- [Task requirements]:
Each record that follows should be repeated exactly, minus any images.

Records excerpted from a collection

========================================================================

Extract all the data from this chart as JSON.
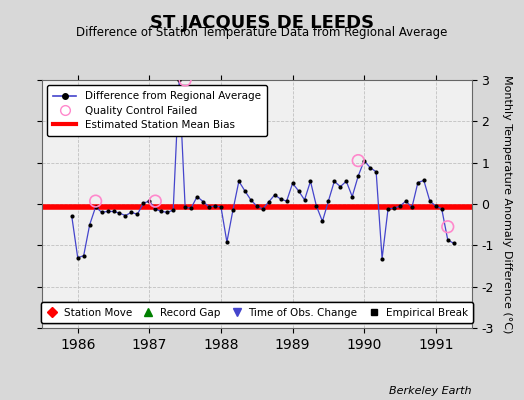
{
  "title": "ST JACQUES DE LEEDS",
  "subtitle": "Difference of Station Temperature Data from Regional Average",
  "ylabel": "Monthly Temperature Anomaly Difference (°C)",
  "ylim": [
    -3,
    3
  ],
  "xlim": [
    1985.5,
    1991.5
  ],
  "bias_value": -0.07,
  "background_color": "#d8d8d8",
  "plot_background": "#f0f0f0",
  "time_series_x": [
    1985.917,
    1986.0,
    1986.083,
    1986.167,
    1986.25,
    1986.333,
    1986.417,
    1986.5,
    1986.583,
    1986.667,
    1986.75,
    1986.833,
    1986.917,
    1987.0,
    1987.083,
    1987.167,
    1987.25,
    1987.333,
    1987.417,
    1987.5,
    1987.583,
    1987.667,
    1987.75,
    1987.833,
    1987.917,
    1988.0,
    1988.083,
    1988.167,
    1988.25,
    1988.333,
    1988.417,
    1988.5,
    1988.583,
    1988.667,
    1988.75,
    1988.833,
    1988.917,
    1989.0,
    1989.083,
    1989.167,
    1989.25,
    1989.333,
    1989.417,
    1989.5,
    1989.583,
    1989.667,
    1989.75,
    1989.833,
    1989.917,
    1990.0,
    1990.083,
    1990.167,
    1990.25,
    1990.333,
    1990.417,
    1990.5,
    1990.583,
    1990.667,
    1990.75,
    1990.833,
    1990.917,
    1991.0,
    1991.083,
    1991.167,
    1991.25
  ],
  "time_series_y": [
    -0.3,
    -1.3,
    -1.25,
    -0.5,
    -0.07,
    -0.2,
    -0.18,
    -0.18,
    -0.22,
    -0.28,
    -0.2,
    -0.25,
    0.02,
    0.07,
    -0.12,
    -0.18,
    -0.2,
    -0.15,
    3.0,
    -0.08,
    -0.1,
    0.18,
    0.06,
    -0.07,
    -0.05,
    -0.07,
    -0.92,
    -0.15,
    0.55,
    0.32,
    0.1,
    -0.05,
    -0.12,
    0.05,
    0.22,
    0.12,
    0.07,
    0.5,
    0.32,
    0.1,
    0.55,
    -0.05,
    -0.42,
    0.07,
    0.55,
    0.42,
    0.55,
    0.18,
    0.68,
    1.05,
    0.88,
    0.78,
    -1.32,
    -0.12,
    -0.1,
    -0.05,
    0.07,
    -0.08,
    0.52,
    0.57,
    0.07,
    -0.05,
    -0.12,
    -0.87,
    -0.95
  ],
  "qc_failed_x": [
    1986.25,
    1987.083,
    1987.5,
    1989.917,
    1991.167
  ],
  "qc_failed_y": [
    0.07,
    0.07,
    3.0,
    1.05,
    -0.55
  ],
  "footnote": "Berkeley Earth"
}
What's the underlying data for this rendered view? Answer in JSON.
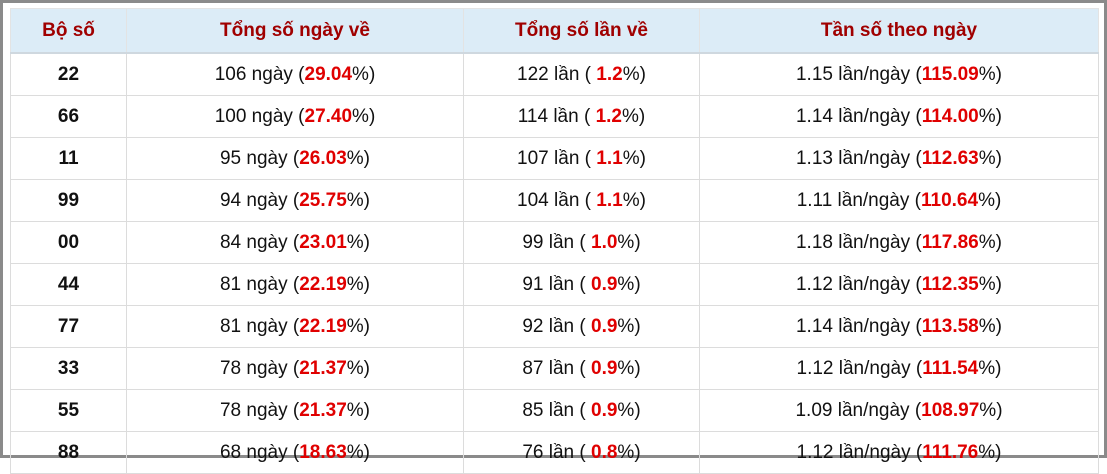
{
  "header": [
    "Bộ số",
    "Tổng số ngày về",
    "Tổng số lần về",
    "Tần số theo ngày"
  ],
  "rows": [
    [
      "22",
      {
        "pre": "106 ngày (",
        "hl": "29.04",
        "post": "%)"
      },
      {
        "pre": "122 lần ( ",
        "hl": "1.2",
        "post": "%)"
      },
      {
        "pre": "1.15 lần/ngày (",
        "hl": "115.09",
        "post": "%)"
      }
    ],
    [
      "66",
      {
        "pre": "100 ngày (",
        "hl": "27.40",
        "post": "%)"
      },
      {
        "pre": "114 lần ( ",
        "hl": "1.2",
        "post": "%)"
      },
      {
        "pre": "1.14 lần/ngày (",
        "hl": "114.00",
        "post": "%)"
      }
    ],
    [
      "11",
      {
        "pre": "95 ngày (",
        "hl": "26.03",
        "post": "%)"
      },
      {
        "pre": "107 lần ( ",
        "hl": "1.1",
        "post": "%)"
      },
      {
        "pre": "1.13 lần/ngày (",
        "hl": "112.63",
        "post": "%)"
      }
    ],
    [
      "99",
      {
        "pre": "94 ngày (",
        "hl": "25.75",
        "post": "%)"
      },
      {
        "pre": "104 lần ( ",
        "hl": "1.1",
        "post": "%)"
      },
      {
        "pre": "1.11 lần/ngày (",
        "hl": "110.64",
        "post": "%)"
      }
    ],
    [
      "00",
      {
        "pre": "84 ngày (",
        "hl": "23.01",
        "post": "%)"
      },
      {
        "pre": "99 lần ( ",
        "hl": "1.0",
        "post": "%)"
      },
      {
        "pre": "1.18 lần/ngày (",
        "hl": "117.86",
        "post": "%)"
      }
    ],
    [
      "44",
      {
        "pre": "81 ngày (",
        "hl": "22.19",
        "post": "%)"
      },
      {
        "pre": "91 lần ( ",
        "hl": "0.9",
        "post": "%)"
      },
      {
        "pre": "1.12 lần/ngày (",
        "hl": "112.35",
        "post": "%)"
      }
    ],
    [
      "77",
      {
        "pre": "81 ngày (",
        "hl": "22.19",
        "post": "%)"
      },
      {
        "pre": "92 lần ( ",
        "hl": "0.9",
        "post": "%)"
      },
      {
        "pre": "1.14 lần/ngày (",
        "hl": "113.58",
        "post": "%)"
      }
    ],
    [
      "33",
      {
        "pre": "78 ngày (",
        "hl": "21.37",
        "post": "%)"
      },
      {
        "pre": "87 lần ( ",
        "hl": "0.9",
        "post": "%)"
      },
      {
        "pre": "1.12 lần/ngày (",
        "hl": "111.54",
        "post": "%)"
      }
    ],
    [
      "55",
      {
        "pre": "78 ngày (",
        "hl": "21.37",
        "post": "%)"
      },
      {
        "pre": "85 lần ( ",
        "hl": "0.9",
        "post": "%)"
      },
      {
        "pre": "1.09 lần/ngày (",
        "hl": "108.97",
        "post": "%)"
      }
    ],
    [
      "88",
      {
        "pre": "68 ngày (",
        "hl": "18.63",
        "post": "%)"
      },
      {
        "pre": "76 lần ( ",
        "hl": "0.8",
        "post": "%)"
      },
      {
        "pre": "1.12 lần/ngày (",
        "hl": "111.76",
        "post": "%)"
      }
    ]
  ]
}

========================================================================

- [Output for this exercise]:
Extract all the data from this chart as JSON.
{
  "title": "ST JACQUES DE LEEDS",
  "subtitle": "Difference of Station Temperature Data from Regional Average",
  "ylabel": "Monthly Temperature Anomaly Difference (°C)",
  "ylim": [
    -3,
    3
  ],
  "xlim": [
    1985.5,
    1991.5
  ],
  "bias_value": -0.07,
  "background_color": "#d8d8d8",
  "plot_background": "#f0f0f0",
  "time_series_x": [
    1985.917,
    1986.0,
    1986.083,
    1986.167,
    1986.25,
    1986.333,
    1986.417,
    1986.5,
    1986.583,
    1986.667,
    1986.75,
    1986.833,
    1986.917,
    1987.0,
    1987.083,
    1987.167,
    1987.25,
    1987.333,
    1987.417,
    1987.5,
    1987.583,
    1987.667,
    1987.75,
    1987.833,
    1987.917,
    1988.0,
    1988.083,
    1988.167,
    1988.25,
    1988.333,
    1988.417,
    1988.5,
    1988.583,
    1988.667,
    1988.75,
    1988.833,
    1988.917,
    1989.0,
    1989.083,
    1989.167,
    1989.25,
    1989.333,
    1989.417,
    1989.5,
    1989.583,
    1989.667,
    1989.75,
    1989.833,
    1989.917,
    1990.0,
    1990.083,
    1990.167,
    1990.25,
    1990.333,
    1990.417,
    1990.5,
    1990.583,
    1990.667,
    1990.75,
    1990.833,
    1990.917,
    1991.0,
    1991.083,
    1991.167,
    1991.25
  ],
  "time_series_y": [
    -0.3,
    -1.3,
    -1.25,
    -0.5,
    -0.07,
    -0.2,
    -0.18,
    -0.18,
    -0.22,
    -0.28,
    -0.2,
    -0.25,
    0.02,
    0.07,
    -0.12,
    -0.18,
    -0.2,
    -0.15,
    3.0,
    -0.08,
    -0.1,
    0.18,
    0.06,
    -0.07,
    -0.05,
    -0.07,
    -0.92,
    -0.15,
    0.55,
    0.32,
    0.1,
    -0.05,
    -0.12,
    0.05,
    0.22,
    0.12,
    0.07,
    0.5,
    0.32,
    0.1,
    0.55,
    -0.05,
    -0.42,
    0.07,
    0.55,
    0.42,
    0.55,
    0.18,
    0.68,
    1.05,
    0.88,
    0.78,
    -1.32,
    -0.12,
    -0.1,
    -0.05,
    0.07,
    -0.08,
    0.52,
    0.57,
    0.07,
    -0.05,
    -0.12,
    -0.87,
    -0.95
  ],
  "qc_failed_x": [
    1986.25,
    1987.083,
    1987.5,
    1989.917,
    1991.167
  ],
  "qc_failed_y": [
    0.07,
    0.07,
    3.0,
    1.05,
    -0.55
  ],
  "footnote": "Berkeley Earth"
}
What's the underlying data for this rendered view? Answer in JSON.
{
  "header": [
    "Bộ số",
    "Tổng số ngày về",
    "Tổng số lần về",
    "Tần số theo ngày"
  ],
  "rows": [
    [
      "22",
      {
        "pre": "106 ngày (",
        "hl": "29.04",
        "post": "%)"
      },
      {
        "pre": "122 lần ( ",
        "hl": "1.2",
        "post": "%)"
      },
      {
        "pre": "1.15 lần/ngày (",
        "hl": "115.09",
        "post": "%)"
      }
    ],
    [
      "66",
      {
        "pre": "100 ngày (",
        "hl": "27.40",
        "post": "%)"
      },
      {
        "pre": "114 lần ( ",
        "hl": "1.2",
        "post": "%)"
      },
      {
        "pre": "1.14 lần/ngày (",
        "hl": "114.00",
        "post": "%)"
      }
    ],
    [
      "11",
      {
        "pre": "95 ngày (",
        "hl": "26.03",
        "post": "%)"
      },
      {
        "pre": "107 lần ( ",
        "hl": "1.1",
        "post": "%)"
      },
      {
        "pre": "1.13 lần/ngày (",
        "hl": "112.63",
        "post": "%)"
      }
    ],
    [
      "99",
      {
        "pre": "94 ngày (",
        "hl": "25.75",
        "post": "%)"
      },
      {
        "pre": "104 lần ( ",
        "hl": "1.1",
        "post": "%)"
      },
      {
        "pre": "1.11 lần/ngày (",
        "hl": "110.64",
        "post": "%)"
      }
    ],
    [
      "00",
      {
        "pre": "84 ngày (",
        "hl": "23.01",
        "post": "%)"
      },
      {
        "pre": "99 lần ( ",
        "hl": "1.0",
        "post": "%)"
      },
      {
        "pre": "1.18 lần/ngày (",
        "hl": "117.86",
        "post": "%)"
      }
    ],
    [
      "44",
      {
        "pre": "81 ngày (",
        "hl": "22.19",
        "post": "%)"
      },
      {
        "pre": "91 lần ( ",
        "hl": "0.9",
        "post": "%)"
      },
      {
        "pre": "1.12 lần/ngày (",
        "hl": "112.35",
        "post": "%)"
      }
    ],
    [
      "77",
      {
        "pre": "81 ngày (",
        "hl": "22.19",
        "post": "%)"
      },
      {
        "pre": "92 lần ( ",
        "hl": "0.9",
        "post": "%)"
      },
      {
        "pre": "1.14 lần/ngày (",
        "hl": "113.58",
        "post": "%)"
      }
    ],
    [
      "33",
      {
        "pre": "78 ngày (",
        "hl": "21.37",
        "post": "%)"
      },
      {
        "pre": "87 lần ( ",
        "hl": "0.9",
        "post": "%)"
      },
      {
        "pre": "1.12 lần/ngày (",
        "hl": "111.54",
        "post": "%)"
      }
    ],
    [
      "55",
      {
        "pre": "78 ngày (",
        "hl": "21.37",
        "post": "%)"
      },
      {
        "pre": "85 lần ( ",
        "hl": "0.9",
        "post": "%)"
      },
      {
        "pre": "1.09 lần/ngày (",
        "hl": "108.97",
        "post": "%)"
      }
    ],
    [
      "88",
      {
        "pre": "68 ngày (",
        "hl": "18.63",
        "post": "%)"
      },
      {
        "pre": "76 lần ( ",
        "hl": "0.8",
        "post": "%)"
      },
      {
        "pre": "1.12 lần/ngày (",
        "hl": "111.76",
        "post": "%)"
      }
    ]
  ]
}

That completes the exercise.